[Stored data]
·····

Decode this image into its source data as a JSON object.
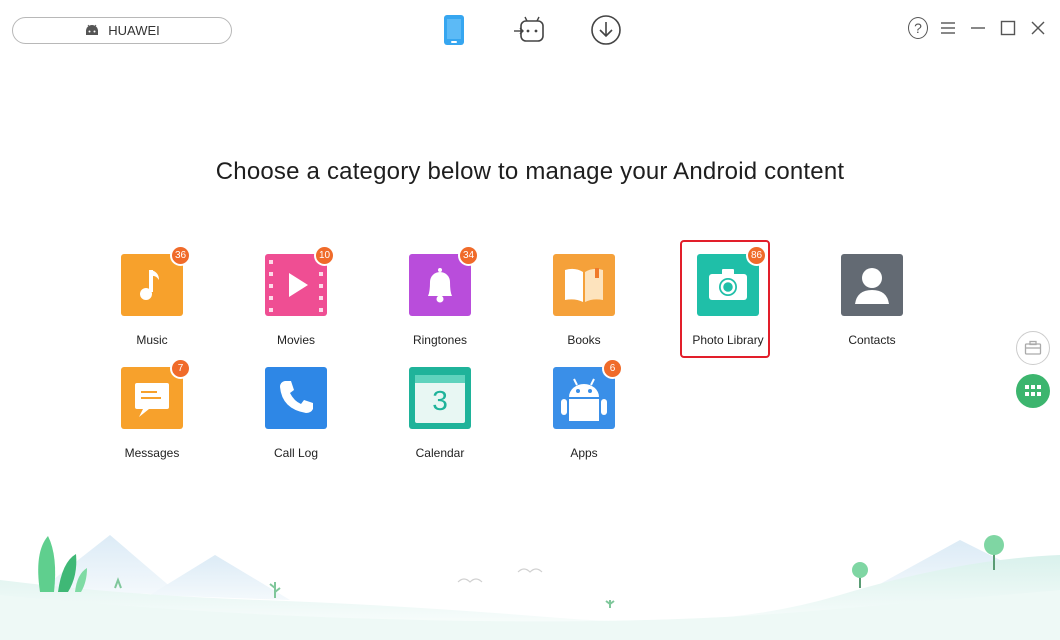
{
  "device": {
    "name": "HUAWEI",
    "icon": "android-icon"
  },
  "top_modes": [
    {
      "name": "phone-manager",
      "icon": "phone-icon",
      "active": true
    },
    {
      "name": "android-mover",
      "icon": "android-transfer-icon",
      "active": false
    },
    {
      "name": "downloader",
      "icon": "download-icon",
      "active": false
    }
  ],
  "window_controls": {
    "help_label": "?"
  },
  "headline": "Choose a category below to manage your Android content",
  "categories": [
    {
      "label": "Music",
      "badge": "36",
      "icon": "music-note-icon",
      "color": "#f7a12c"
    },
    {
      "label": "Movies",
      "badge": "10",
      "icon": "play-icon",
      "color": "#ef4e93"
    },
    {
      "label": "Ringtones",
      "badge": "34",
      "icon": "bell-icon",
      "color": "#b94ddb"
    },
    {
      "label": "Books",
      "badge": "",
      "icon": "book-icon",
      "color": "#f5a13a"
    },
    {
      "label": "Photo Library",
      "badge": "86",
      "icon": "camera-icon",
      "color": "#1fbfa8",
      "selected": true
    },
    {
      "label": "Contacts",
      "badge": "",
      "icon": "person-icon",
      "color": "#636a73"
    },
    {
      "label": "Messages",
      "badge": "7",
      "icon": "message-icon",
      "color": "#f7a12c"
    },
    {
      "label": "Call Log",
      "badge": "",
      "icon": "phone-call-icon",
      "color": "#2e87e6"
    },
    {
      "label": "Calendar",
      "badge": "",
      "icon": "calendar-icon",
      "color": "#1fb39a",
      "calendar_day": "3"
    },
    {
      "label": "Apps",
      "badge": "6",
      "icon": "android-app-icon",
      "color": "#3a8fe8"
    }
  ],
  "side_buttons": [
    {
      "name": "toolbox",
      "icon": "toolbox-icon"
    },
    {
      "name": "category-grid",
      "icon": "grid-icon",
      "color": "#3cb56e"
    }
  ],
  "accent": {
    "badge": "#f06b2a",
    "selection": "#e21e2a"
  }
}
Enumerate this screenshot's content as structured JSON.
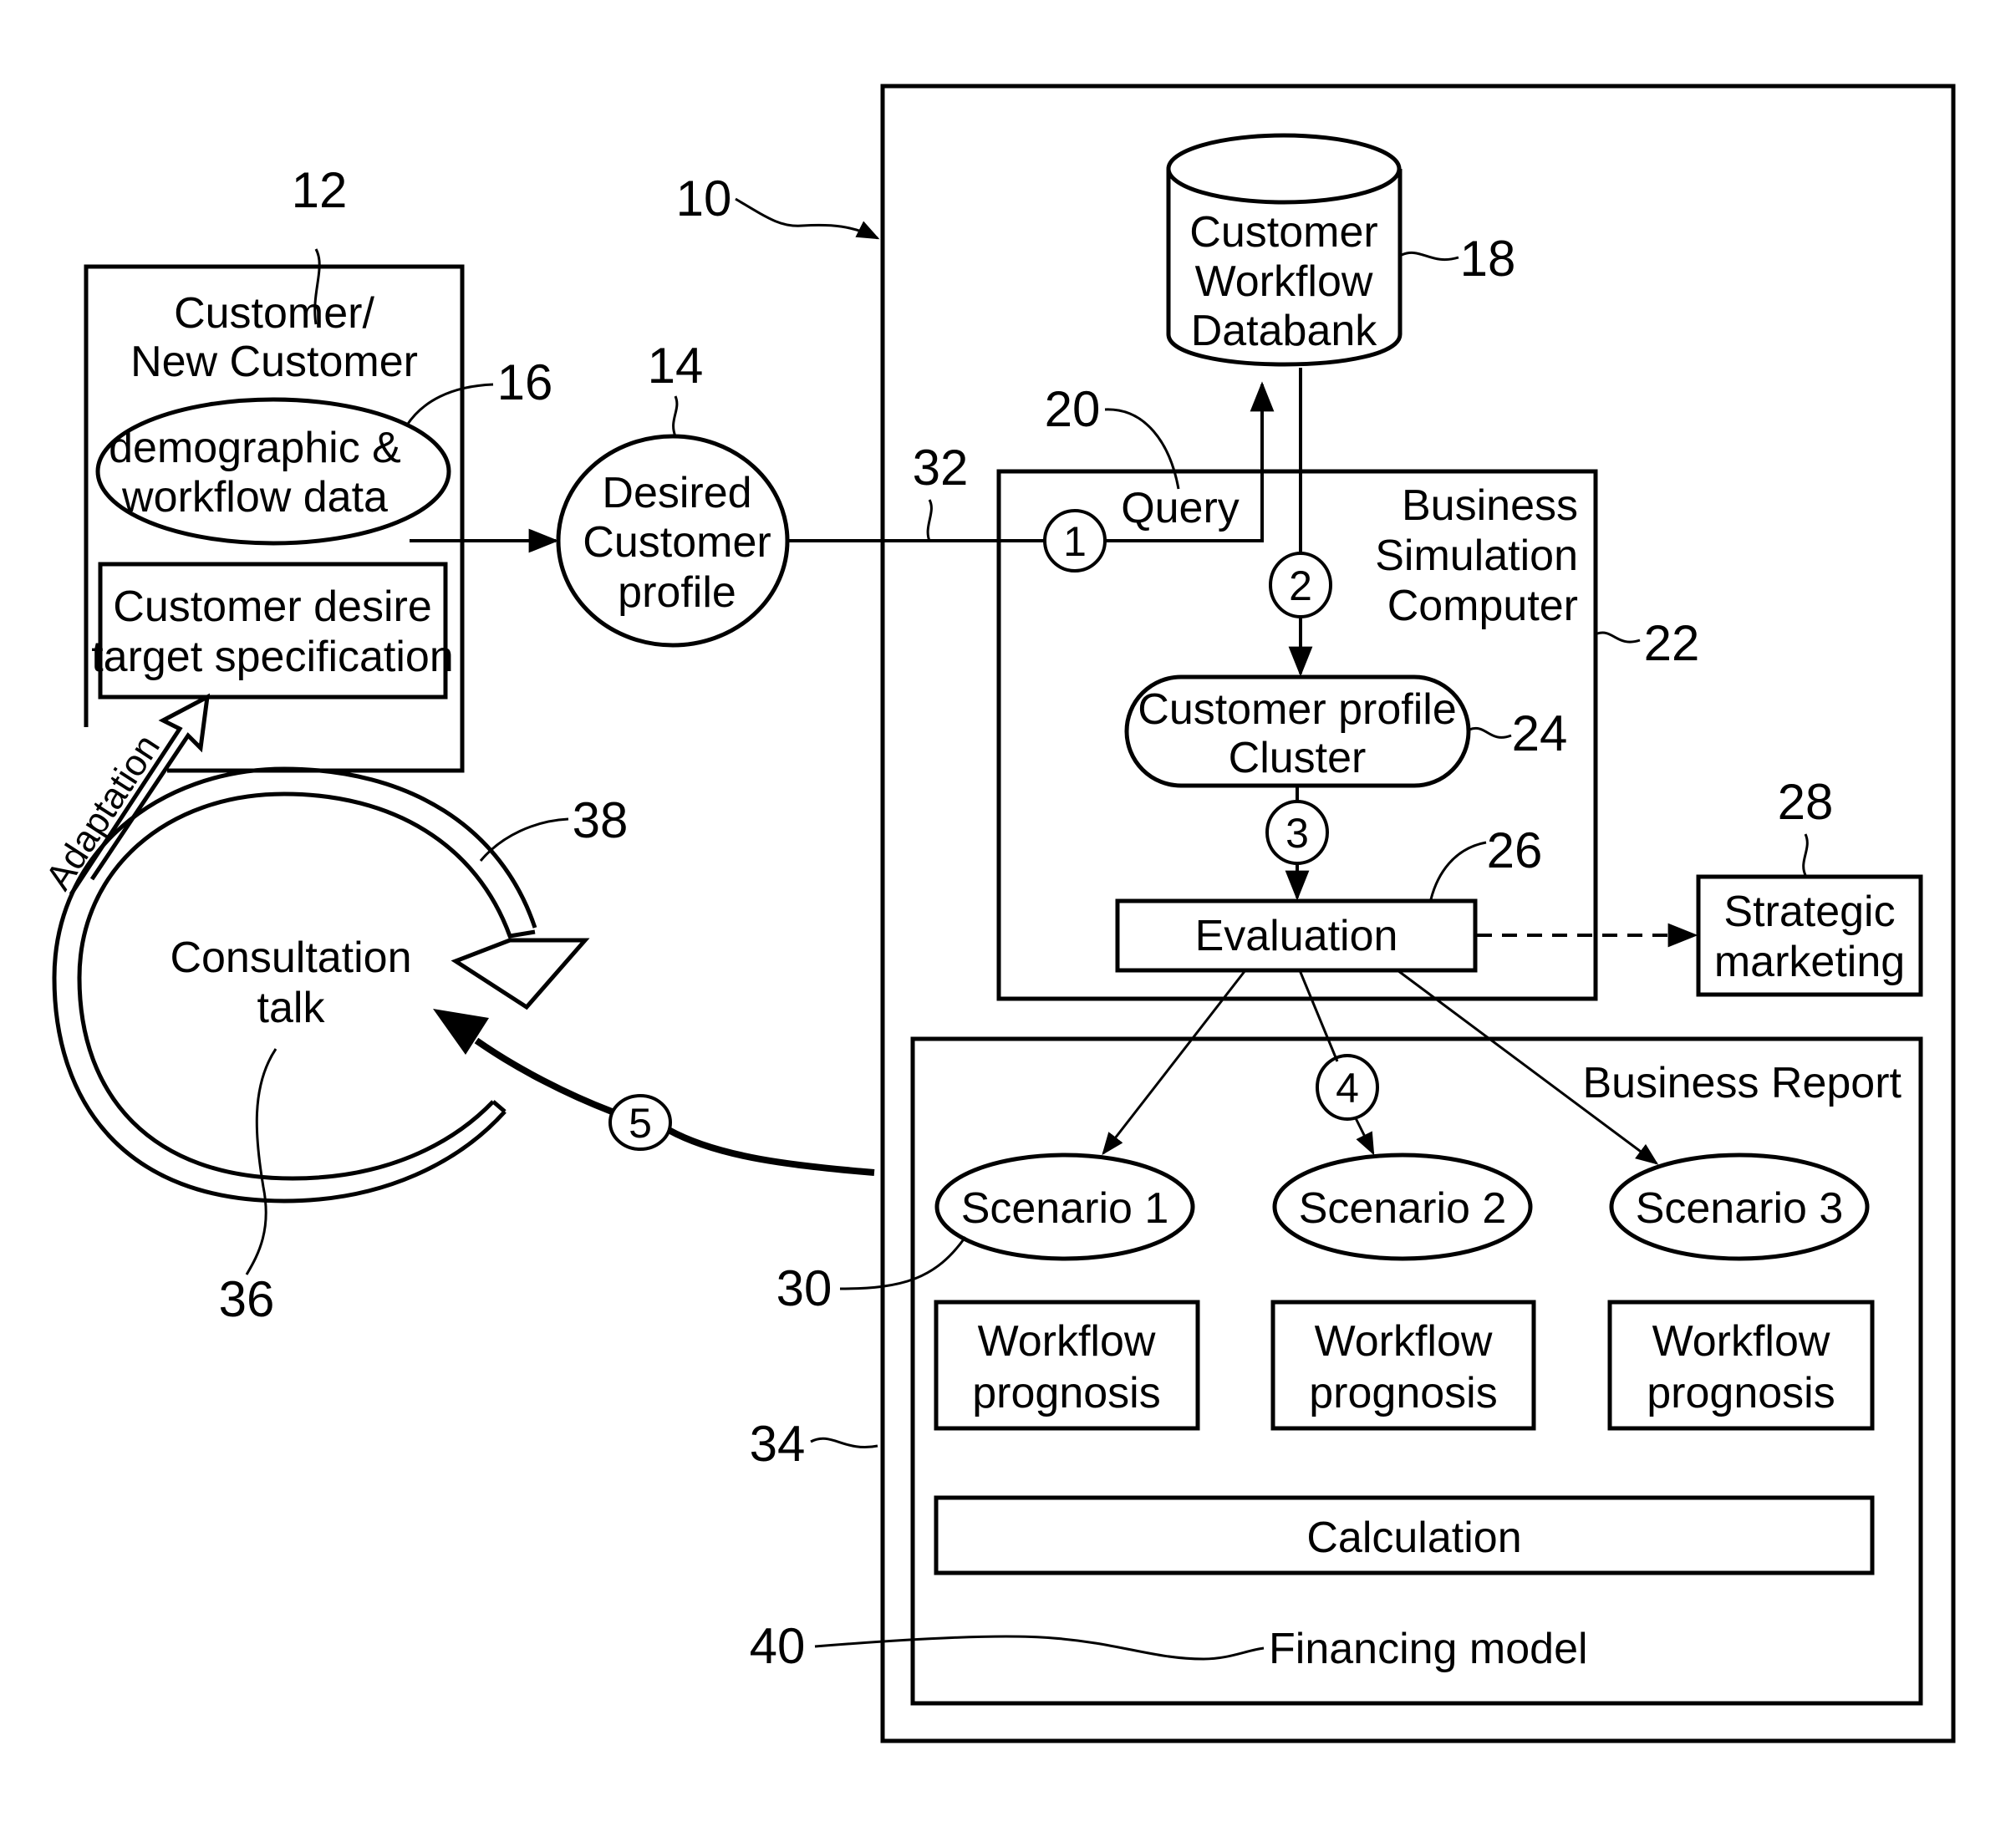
{
  "diagram": {
    "type": "patent-block-diagram",
    "customer_block": {
      "ref": "12",
      "title_line1": "Customer/",
      "title_line2": "New Customer",
      "data_ellipse": {
        "ref": "16",
        "line1": "demographic &",
        "line2": "workflow data"
      },
      "desire_box": {
        "line1": "Customer desire",
        "line2": "target specification"
      }
    },
    "desired_profile": {
      "ref": "14",
      "line1": "Desired",
      "line2": "Customer",
      "line3": "profile"
    },
    "system": {
      "ref": "10"
    },
    "databank": {
      "ref": "18",
      "line1": "Customer",
      "line2": "Workflow",
      "line3": "Databank"
    },
    "query": {
      "ref": "20",
      "label": "Query"
    },
    "link_ref": "32",
    "simulation_computer": {
      "ref": "22",
      "line1": "Business",
      "line2": "Simulation",
      "line3": "Computer"
    },
    "cluster": {
      "ref": "24",
      "line1": "Customer profile",
      "line2": "Cluster"
    },
    "evaluation": {
      "ref": "26",
      "label": "Evaluation"
    },
    "strategic_marketing": {
      "ref": "28",
      "line1": "Strategic",
      "line2": "marketing"
    },
    "steps": [
      "1",
      "2",
      "3",
      "4",
      "5"
    ],
    "business_report": {
      "ref": "34",
      "title": "Business Report",
      "scenario_ref": "30",
      "scenarios": [
        "Scenario 1",
        "Scenario 2",
        "Scenario 3"
      ],
      "prognosis_line1": "Workflow",
      "prognosis_line2": "prognosis",
      "calculation": "Calculation",
      "financing": {
        "ref": "40",
        "label": "Financing model"
      }
    },
    "consultation": {
      "ref": "36",
      "line1": "Consultation",
      "line2": "talk",
      "cycle_ref": "38"
    },
    "adaptation_label": "Adaptation"
  }
}
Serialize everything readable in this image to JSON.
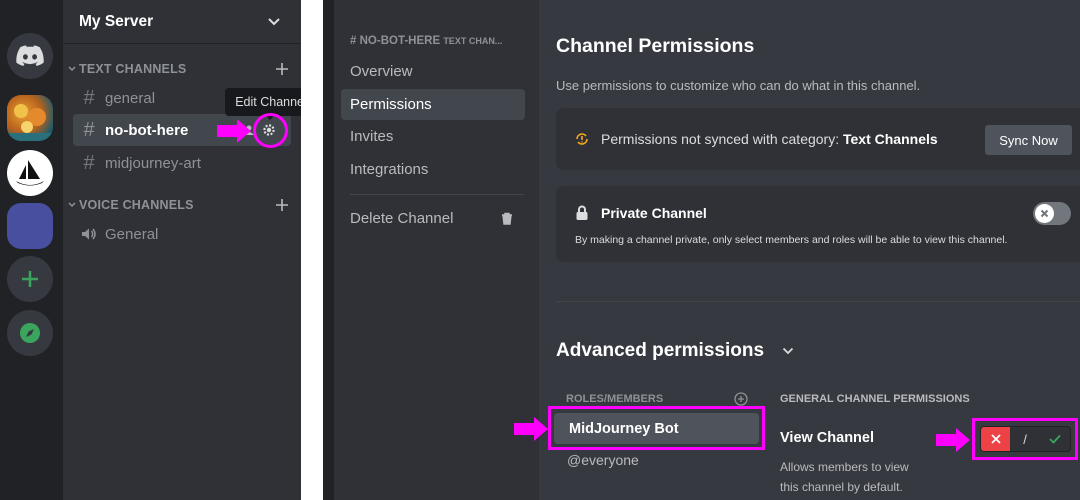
{
  "server": {
    "name": "My Server"
  },
  "categories": {
    "text": "TEXT CHANNELS",
    "voice": "VOICE CHANNELS"
  },
  "channels": {
    "general": "general",
    "no_bot_here": "no-bot-here",
    "midjourney_art": "midjourney-art",
    "voice_general": "General"
  },
  "tooltip": {
    "edit_channel": "Edit Channel"
  },
  "settings_nav": {
    "header_hash": "#",
    "header": "NO-BOT-HERE",
    "header_sub": "TEXT CHAN...",
    "items": [
      "Overview",
      "Permissions",
      "Invites",
      "Integrations"
    ],
    "delete": "Delete Channel"
  },
  "permissions": {
    "title": "Channel Permissions",
    "subtitle": "Use permissions to customize who can do what in this channel.",
    "sync_text": "Permissions not synced with category: ",
    "sync_category": "Text Channels",
    "sync_button": "Sync Now",
    "private_title": "Private Channel",
    "private_desc": "By making a channel private, only select members and roles will be able to view this channel.",
    "advanced_title": "Advanced permissions",
    "roles_header": "ROLES/MEMBERS",
    "general_header": "GENERAL CHANNEL PERMISSIONS",
    "roles": [
      "MidJourney Bot",
      "@everyone"
    ],
    "view_channel": "View Channel",
    "view_channel_desc_1": "Allows members to view",
    "view_channel_desc_2": "this channel by default.",
    "toggle_slash": "/"
  },
  "colors": {
    "brand": "#5865f2",
    "deny": "#ed4245",
    "allow": "#3ba55d",
    "highlight": "#ff00ff"
  }
}
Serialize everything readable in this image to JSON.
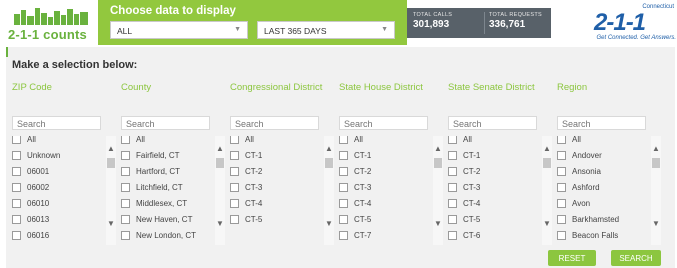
{
  "header": {
    "logo_text": "2-1-1 counts",
    "choose_label": "Choose data to display",
    "dropdown1_value": "ALL",
    "dropdown2_value": "LAST 365 DAYS",
    "total_calls_label": "TOTAL CALLS",
    "total_calls_value": "301,893",
    "total_requests_label": "TOTAL REQUESTS",
    "total_requests_value": "336,761",
    "brand_top": "Connecticut",
    "brand_big": "2-1-1",
    "brand_tagline": "Get Connected. Get Answers."
  },
  "panel": {
    "heading": "Make a selection below:",
    "columns": [
      {
        "title": "ZIP Code",
        "search_placeholder": "Search",
        "items": [
          "All",
          "Unknown",
          "06001",
          "06002",
          "06010",
          "06013",
          "06016"
        ]
      },
      {
        "title": "County",
        "search_placeholder": "Search",
        "items": [
          "All",
          "Fairfield, CT",
          "Hartford, CT",
          "Litchfield, CT",
          "Middlesex, CT",
          "New Haven, CT",
          "New London, CT"
        ]
      },
      {
        "title": "Congressional District",
        "search_placeholder": "Search",
        "items": [
          "All",
          "CT-1",
          "CT-2",
          "CT-3",
          "CT-4",
          "CT-5"
        ]
      },
      {
        "title": "State House District",
        "search_placeholder": "Search",
        "items": [
          "All",
          "CT-1",
          "CT-2",
          "CT-3",
          "CT-4",
          "CT-5",
          "CT-7"
        ]
      },
      {
        "title": "State Senate District",
        "search_placeholder": "Search",
        "items": [
          "All",
          "CT-1",
          "CT-2",
          "CT-3",
          "CT-4",
          "CT-5",
          "CT-6"
        ]
      },
      {
        "title": "Region",
        "search_placeholder": "Search",
        "items": [
          "All",
          "Andover",
          "Ansonia",
          "Ashford",
          "Avon",
          "Barkhamsted",
          "Beacon Falls"
        ]
      }
    ],
    "reset_label": "RESET",
    "search_label": "SEARCH"
  },
  "colors": {
    "brand_green": "#92c83e",
    "stats_bg": "#586169",
    "brand_blue": "#1f5fa8",
    "title_green": "#8cc63f"
  }
}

·····

### Goal of the exercise
Quote the listing above in full, except for the pictures.

### Solution to this task
Decode this image into its source data as a JSON object.
{
  "device": {
    "name": "HUAWEI",
    "icon": "android-icon"
  },
  "top_modes": [
    {
      "name": "phone-manager",
      "icon": "phone-icon",
      "active": true
    },
    {
      "name": "android-mover",
      "icon": "android-transfer-icon",
      "active": false
    },
    {
      "name": "downloader",
      "icon": "download-icon",
      "active": false
    }
  ],
  "window_controls": {
    "help_label": "?"
  },
  "headline": "Choose a category below to manage your Android content",
  "categories": [
    {
      "label": "Music",
      "badge": "36",
      "icon": "music-note-icon",
      "color": "#f7a12c"
    },
    {
      "label": "Movies",
      "badge": "10",
      "icon": "play-icon",
      "color": "#ef4e93"
    },
    {
      "label": "Ringtones",
      "badge": "34",
      "icon": "bell-icon",
      "color": "#b94ddb"
    },
    {
      "label": "Books",
      "badge": "",
      "icon": "book-icon",
      "color": "#f5a13a"
    },
    {
      "label": "Photo Library",
      "badge": "86",
      "icon": "camera-icon",
      "color": "#1fbfa8",
      "selected": true
    },
    {
      "label": "Contacts",
      "badge": "",
      "icon": "person-icon",
      "color": "#636a73"
    },
    {
      "label": "Messages",
      "badge": "7",
      "icon": "message-icon",
      "color": "#f7a12c"
    },
    {
      "label": "Call Log",
      "badge": "",
      "icon": "phone-call-icon",
      "color": "#2e87e6"
    },
    {
      "label": "Calendar",
      "badge": "",
      "icon": "calendar-icon",
      "color": "#1fb39a",
      "calendar_day": "3"
    },
    {
      "label": "Apps",
      "badge": "6",
      "icon": "android-app-icon",
      "color": "#3a8fe8"
    }
  ],
  "side_buttons": [
    {
      "name": "toolbox",
      "icon": "toolbox-icon"
    },
    {
      "name": "category-grid",
      "icon": "grid-icon",
      "color": "#3cb56e"
    }
  ],
  "accent": {
    "badge": "#f06b2a",
    "selection": "#e21e2a"
  }
}
Enumerate this screenshot's content as structured JSON.
{
  "diagram": {
    "type": "patent-block-diagram",
    "customer_block": {
      "ref": "12",
      "title_line1": "Customer/",
      "title_line2": "New Customer",
      "data_ellipse": {
        "ref": "16",
        "line1": "demographic &",
        "line2": "workflow data"
      },
      "desire_box": {
        "line1": "Customer desire",
        "line2": "target specification"
      }
    },
    "desired_profile": {
      "ref": "14",
      "line1": "Desired",
      "line2": "Customer",
      "line3": "profile"
    },
    "system": {
      "ref": "10"
    },
    "databank": {
      "ref": "18",
      "line1": "Customer",
      "line2": "Workflow",
      "line3": "Databank"
    },
    "query": {
      "ref": "20",
      "label": "Query"
    },
    "link_ref": "32",
    "simulation_computer": {
      "ref": "22",
      "line1": "Business",
      "line2": "Simulation",
      "line3": "Computer"
    },
    "cluster": {
      "ref": "24",
      "line1": "Customer profile",
      "line2": "Cluster"
    },
    "evaluation": {
      "ref": "26",
      "label": "Evaluation"
    },
    "strategic_marketing": {
      "ref": "28",
      "line1": "Strategic",
      "line2": "marketing"
    },
    "steps": [
      "1",
      "2",
      "3",
      "4",
      "5"
    ],
    "business_report": {
      "ref": "34",
      "title": "Business Report",
      "scenario_ref": "30",
      "scenarios": [
        "Scenario 1",
        "Scenario 2",
        "Scenario 3"
      ],
      "prognosis_line1": "Workflow",
      "prognosis_line2": "prognosis",
      "calculation": "Calculation",
      "financing": {
        "ref": "40",
        "label": "Financing model"
      }
    },
    "consultation": {
      "ref": "36",
      "line1": "Consultation",
      "line2": "talk",
      "cycle_ref": "38"
    },
    "adaptation_label": "Adaptation"
  }
}
Serialize everything readable in this image to JSON.
{
  "server": {
    "name": "My Server"
  },
  "categories": {
    "text": "TEXT CHANNELS",
    "voice": "VOICE CHANNELS"
  },
  "channels": {
    "general": "general",
    "no_bot_here": "no-bot-here",
    "midjourney_art": "midjourney-art",
    "voice_general": "General"
  },
  "tooltip": {
    "edit_channel": "Edit Channel"
  },
  "settings_nav": {
    "header_hash": "#",
    "header": "NO-BOT-HERE",
    "header_sub": "TEXT CHAN...",
    "items": [
      "Overview",
      "Permissions",
      "Invites",
      "Integrations"
    ],
    "delete": "Delete Channel"
  },
  "permissions": {
    "title": "Channel Permissions",
    "subtitle": "Use permissions to customize who can do what in this channel.",
    "sync_text": "Permissions not synced with category: ",
    "sync_category": "Text Channels",
    "sync_button": "Sync Now",
    "private_title": "Private Channel",
    "private_desc": "By making a channel private, only select members and roles will be able to view this channel.",
    "advanced_title": "Advanced permissions",
    "roles_header": "ROLES/MEMBERS",
    "general_header": "GENERAL CHANNEL PERMISSIONS",
    "roles": [
      "MidJourney Bot",
      "@everyone"
    ],
    "view_channel": "View Channel",
    "view_channel_desc_1": "Allows members to view",
    "view_channel_desc_2": "this channel by default.",
    "toggle_slash": "/"
  },
  "colors": {
    "brand": "#5865f2",
    "deny": "#ed4245",
    "allow": "#3ba55d",
    "highlight": "#ff00ff"
  }
}
Serialize everything readable in this image to JSON.
{
  "header": {
    "logo_text": "2-1-1 counts",
    "choose_label": "Choose data to display",
    "dropdown1_value": "ALL",
    "dropdown2_value": "LAST 365 DAYS",
    "total_calls_label": "TOTAL CALLS",
    "total_calls_value": "301,893",
    "total_requests_label": "TOTAL REQUESTS",
    "total_requests_value": "336,761",
    "brand_top": "Connecticut",
    "brand_big": "2-1-1",
    "brand_tagline": "Get Connected. Get Answers."
  },
  "panel": {
    "heading": "Make a selection below:",
    "columns": [
      {
        "title": "ZIP Code",
        "search_placeholder": "Search",
        "items": [
          "All",
          "Unknown",
          "06001",
          "06002",
          "06010",
          "06013",
          "06016"
        ]
      },
      {
        "title": "County",
        "search_placeholder": "Search",
        "items": [
          "All",
          "Fairfield, CT",
          "Hartford, CT",
          "Litchfield, CT",
          "Middlesex, CT",
          "New Haven, CT",
          "New London, CT"
        ]
      },
      {
        "title": "Congressional District",
        "search_placeholder": "Search",
        "items": [
          "All",
          "CT-1",
          "CT-2",
          "CT-3",
          "CT-4",
          "CT-5"
        ]
      },
      {
        "title": "State House District",
        "search_placeholder": "Search",
        "items": [
          "All",
          "CT-1",
          "CT-2",
          "CT-3",
          "CT-4",
          "CT-5",
          "CT-7"
        ]
      },
      {
        "title": "State Senate District",
        "search_placeholder": "Search",
        "items": [
          "All",
          "CT-1",
          "CT-2",
          "CT-3",
          "CT-4",
          "CT-5",
          "CT-6"
        ]
      },
      {
        "title": "Region",
        "search_placeholder": "Search",
        "items": [
          "All",
          "Andover",
          "Ansonia",
          "Ashford",
          "Avon",
          "Barkhamsted",
          "Beacon Falls"
        ]
      }
    ],
    "reset_label": "RESET",
    "search_label": "SEARCH"
  },
  "colors": {
    "brand_green": "#92c83e",
    "stats_bg": "#586169",
    "brand_blue": "#1f5fa8",
    "title_green": "#8cc63f"
  }
}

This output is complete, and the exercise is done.